→ **Work required**
Pull out every line with the word "name".

************

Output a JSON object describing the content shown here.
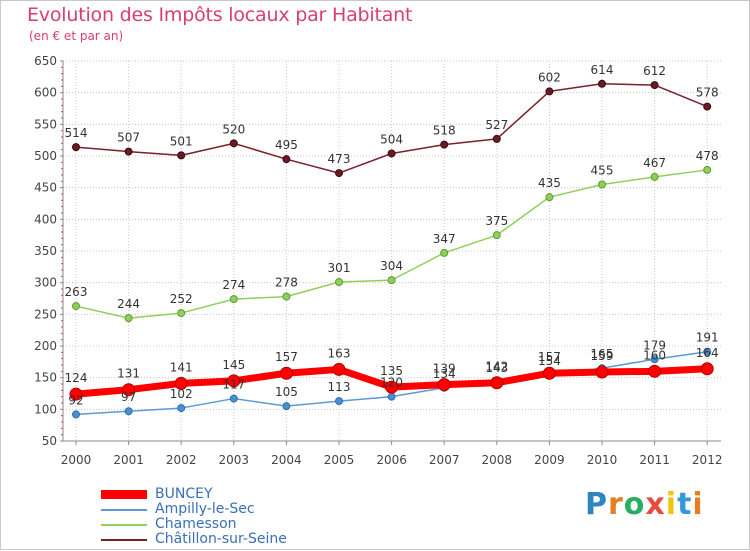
{
  "title": "Evolution des Impôts locaux par Habitant",
  "subtitle": "(en € et par an)",
  "logo": {
    "letters": [
      "P",
      "r",
      "o",
      "x",
      "i",
      "t",
      "i"
    ],
    "colors": [
      "#2e86c1",
      "#e67e22",
      "#27ae60",
      "#e74c3c",
      "#f1c40f",
      "#3498db",
      "#e67e22"
    ]
  },
  "chart_data": {
    "type": "line",
    "title": "Evolution des Impôts locaux par Habitant",
    "subtitle": "(en € et par an)",
    "xlabel": "",
    "ylabel": "",
    "x": [
      "2000",
      "2001",
      "2002",
      "2003",
      "2004",
      "2005",
      "2006",
      "2007",
      "2008",
      "2009",
      "2010",
      "2011",
      "2012"
    ],
    "ylim": [
      50,
      650
    ],
    "yticks": [
      50,
      100,
      150,
      200,
      250,
      300,
      350,
      400,
      450,
      500,
      550,
      600,
      650
    ],
    "grid": true,
    "legend_position": "bottom-left",
    "series": [
      {
        "name": "BUNCEY",
        "color": "#ff0000",
        "values": [
          124,
          131,
          141,
          145,
          157,
          163,
          135,
          139,
          142,
          157,
          159,
          160,
          164
        ]
      },
      {
        "name": "Ampilly-le-Sec",
        "color": "#5b9bd5",
        "values": [
          92,
          97,
          102,
          117,
          105,
          113,
          120,
          134,
          143,
          154,
          165,
          179,
          191
        ]
      },
      {
        "name": "Chamesson",
        "color": "#90d05a",
        "values": [
          263,
          244,
          252,
          274,
          278,
          301,
          304,
          347,
          375,
          435,
          455,
          467,
          478
        ]
      },
      {
        "name": "Châtillon-sur-Seine",
        "color": "#7b1f2b",
        "values": [
          514,
          507,
          501,
          520,
          495,
          473,
          504,
          518,
          527,
          602,
          614,
          612,
          578
        ]
      }
    ]
  }
}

************

→ **Task solution**
        "name": "BUNCEY",
        "name": "Ampilly-le-Sec",
        "name": "Chamesson",
        "name": "Châtillon-sur-Seine",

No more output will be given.